- _Consigne A_
Citez le texte sur le communiqué de l'OEA concernant Haïti, depuis « Il n’est guère » jusqu'à « Amalgro fait référence. » inclus.
- _Consigne B_
Répondez aux questions suivantes d'après le texte sur le communiqué de l'OEA concernant Haïti.
(i) À quelle date le communiqué a-t-il été publié ?
(ii) Combien d'années de « stratégie politique erronée » le communiqué évoque-t-il ?
(iii) Selon le communiqué, qu'est-ce qui serait pire que l'échec de la communauté internationale ?

- _Extrait source_
Étonnant communiqué que celui publié le 8 août 2022 par le secrétaire général de l’Organisation des États Américains (OEA), Luis Amalgro, à propos d’Haïti [1]. Il s’ouvre sur un constat d’échec – l’un des « plus importants et manifestes » dans le cadre la coopération internationale –, dont la responsabilité incombe aux forces endogènes au pays et à la communauté internationale. Et d’affirmer que la crise institutionnelle que vit Haïti est le fruit de « 20 ans de stratégie politique erronée ». Non seulement, au cours de ces deux dernières décennies, aucune institution haïtienne ne s’est renforcée, mais, « sous le parapluie de la communauté internationale », les bandes criminelles et « le processus de désinstitutionnalisation » ont germé.
Il n’est guère d’exemple récent d’un mea culpa aussi général et affirmé d’une organisation internationale. Mais, cette autocritique est très vite faussée, puis retournée. Parce qu’elle avait échoué, la communauté internationale se serait retirée d’Haïti, et ce retrait serait pire que son échec. On peine cependant à voir à quel retrait de l’ingérence étrangère dans les affaires internes d’Haïti Amalgro fait référence.

- _Données affichées_
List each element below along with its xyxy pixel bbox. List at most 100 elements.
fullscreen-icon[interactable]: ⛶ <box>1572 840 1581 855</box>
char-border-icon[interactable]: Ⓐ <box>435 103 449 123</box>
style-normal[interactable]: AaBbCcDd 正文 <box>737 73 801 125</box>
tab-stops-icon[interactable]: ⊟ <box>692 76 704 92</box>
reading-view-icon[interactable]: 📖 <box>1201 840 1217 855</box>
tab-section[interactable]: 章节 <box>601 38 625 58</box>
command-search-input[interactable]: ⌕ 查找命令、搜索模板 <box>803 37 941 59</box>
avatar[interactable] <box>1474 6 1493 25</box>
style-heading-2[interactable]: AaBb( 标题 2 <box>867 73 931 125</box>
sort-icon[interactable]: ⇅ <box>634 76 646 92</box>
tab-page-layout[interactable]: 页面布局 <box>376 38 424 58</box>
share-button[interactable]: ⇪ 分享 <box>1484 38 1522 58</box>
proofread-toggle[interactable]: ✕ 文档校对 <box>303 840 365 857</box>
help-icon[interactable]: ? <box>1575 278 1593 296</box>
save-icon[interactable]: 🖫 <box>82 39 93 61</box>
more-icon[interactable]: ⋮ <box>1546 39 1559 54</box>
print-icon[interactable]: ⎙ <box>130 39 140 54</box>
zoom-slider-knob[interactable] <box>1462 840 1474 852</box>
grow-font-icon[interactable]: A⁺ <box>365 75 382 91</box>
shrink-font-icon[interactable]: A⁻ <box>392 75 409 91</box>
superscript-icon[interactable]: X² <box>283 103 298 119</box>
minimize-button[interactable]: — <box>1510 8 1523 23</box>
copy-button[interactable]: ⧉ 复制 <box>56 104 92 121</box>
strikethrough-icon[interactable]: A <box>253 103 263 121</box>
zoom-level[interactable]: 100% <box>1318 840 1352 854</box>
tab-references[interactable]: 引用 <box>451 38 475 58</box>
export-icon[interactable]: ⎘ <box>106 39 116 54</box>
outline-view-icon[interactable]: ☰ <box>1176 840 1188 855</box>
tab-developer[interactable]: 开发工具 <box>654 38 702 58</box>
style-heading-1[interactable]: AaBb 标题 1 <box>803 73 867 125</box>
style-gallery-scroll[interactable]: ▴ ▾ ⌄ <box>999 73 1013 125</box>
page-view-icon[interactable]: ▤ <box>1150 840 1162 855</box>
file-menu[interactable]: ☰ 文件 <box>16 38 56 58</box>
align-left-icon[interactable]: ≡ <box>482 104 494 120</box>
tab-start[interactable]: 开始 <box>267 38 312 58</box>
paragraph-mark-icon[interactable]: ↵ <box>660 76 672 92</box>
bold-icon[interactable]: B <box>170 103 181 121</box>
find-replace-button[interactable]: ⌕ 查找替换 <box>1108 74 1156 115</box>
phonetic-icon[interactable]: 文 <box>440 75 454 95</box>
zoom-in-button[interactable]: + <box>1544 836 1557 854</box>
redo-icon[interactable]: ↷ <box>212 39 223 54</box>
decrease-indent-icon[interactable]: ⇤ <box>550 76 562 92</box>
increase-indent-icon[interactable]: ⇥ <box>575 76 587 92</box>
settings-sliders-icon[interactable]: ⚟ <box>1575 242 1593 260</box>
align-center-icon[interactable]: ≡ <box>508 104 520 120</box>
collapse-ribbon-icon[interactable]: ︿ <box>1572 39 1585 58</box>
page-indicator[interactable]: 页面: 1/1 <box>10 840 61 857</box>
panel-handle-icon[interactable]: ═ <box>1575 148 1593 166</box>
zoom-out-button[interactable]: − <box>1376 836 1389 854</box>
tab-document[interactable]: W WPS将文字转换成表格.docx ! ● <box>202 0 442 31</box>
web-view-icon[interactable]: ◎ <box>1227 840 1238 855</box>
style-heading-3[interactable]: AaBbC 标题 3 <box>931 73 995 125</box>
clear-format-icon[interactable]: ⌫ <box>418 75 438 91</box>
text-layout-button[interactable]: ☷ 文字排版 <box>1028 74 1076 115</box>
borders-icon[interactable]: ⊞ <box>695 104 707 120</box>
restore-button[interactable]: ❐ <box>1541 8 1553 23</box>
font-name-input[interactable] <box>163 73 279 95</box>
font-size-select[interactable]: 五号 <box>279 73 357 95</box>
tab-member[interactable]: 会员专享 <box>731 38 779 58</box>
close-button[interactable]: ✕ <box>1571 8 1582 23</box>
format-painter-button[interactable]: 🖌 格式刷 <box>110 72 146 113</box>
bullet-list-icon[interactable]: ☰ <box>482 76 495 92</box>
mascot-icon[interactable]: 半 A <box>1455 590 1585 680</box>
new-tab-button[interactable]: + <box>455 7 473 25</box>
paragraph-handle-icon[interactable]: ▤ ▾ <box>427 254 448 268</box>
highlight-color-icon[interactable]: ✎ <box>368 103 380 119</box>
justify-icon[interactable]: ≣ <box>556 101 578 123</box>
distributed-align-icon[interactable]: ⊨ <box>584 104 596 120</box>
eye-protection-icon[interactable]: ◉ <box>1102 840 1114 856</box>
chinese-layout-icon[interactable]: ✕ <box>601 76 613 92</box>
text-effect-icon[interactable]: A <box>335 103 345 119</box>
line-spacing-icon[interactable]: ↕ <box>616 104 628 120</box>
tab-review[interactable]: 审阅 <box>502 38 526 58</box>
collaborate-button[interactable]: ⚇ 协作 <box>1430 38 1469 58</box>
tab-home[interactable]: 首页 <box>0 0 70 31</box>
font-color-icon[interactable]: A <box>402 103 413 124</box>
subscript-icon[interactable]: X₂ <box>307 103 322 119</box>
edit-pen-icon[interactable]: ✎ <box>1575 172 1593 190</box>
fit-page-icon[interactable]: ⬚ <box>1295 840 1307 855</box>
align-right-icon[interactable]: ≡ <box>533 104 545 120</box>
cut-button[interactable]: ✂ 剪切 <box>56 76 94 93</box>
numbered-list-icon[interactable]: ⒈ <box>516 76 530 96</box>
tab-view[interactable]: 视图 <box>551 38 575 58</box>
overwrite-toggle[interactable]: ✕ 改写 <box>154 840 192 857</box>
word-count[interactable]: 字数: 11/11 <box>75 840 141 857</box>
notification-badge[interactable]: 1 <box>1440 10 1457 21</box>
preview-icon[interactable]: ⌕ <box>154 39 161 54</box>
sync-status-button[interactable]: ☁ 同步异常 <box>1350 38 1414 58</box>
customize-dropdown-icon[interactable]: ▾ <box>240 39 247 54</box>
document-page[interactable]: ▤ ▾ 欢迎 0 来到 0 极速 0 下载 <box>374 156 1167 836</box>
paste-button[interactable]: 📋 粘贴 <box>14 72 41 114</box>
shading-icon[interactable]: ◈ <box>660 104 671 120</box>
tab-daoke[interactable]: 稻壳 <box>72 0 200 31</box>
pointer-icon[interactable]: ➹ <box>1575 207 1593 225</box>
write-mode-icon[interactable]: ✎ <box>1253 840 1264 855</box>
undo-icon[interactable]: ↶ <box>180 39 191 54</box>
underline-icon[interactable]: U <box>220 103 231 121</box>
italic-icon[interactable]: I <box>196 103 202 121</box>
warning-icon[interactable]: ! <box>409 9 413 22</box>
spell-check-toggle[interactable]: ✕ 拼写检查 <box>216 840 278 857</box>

- _Réponse finale A_
Il n’est guère d’exemple récent d’un mea culpa aussi général et affirmé d’une organisation internationale. Mais, cette autocritique est très vite faussée, puis retournée. Parce qu’elle avait échoué, la communauté internationale se serait retirée d’Haïti, et ce retrait serait pire que son échec. On peine cependant à voir à quel retrait de l’ingérence étrangère dans les affaires internes d’Haïti Amalgro fait référence.

- _Réponse finale B_
(i) Le 8 août 2022.
(ii) 20 ans.
(iii) Le retrait de la communauté internationale d'Haïti.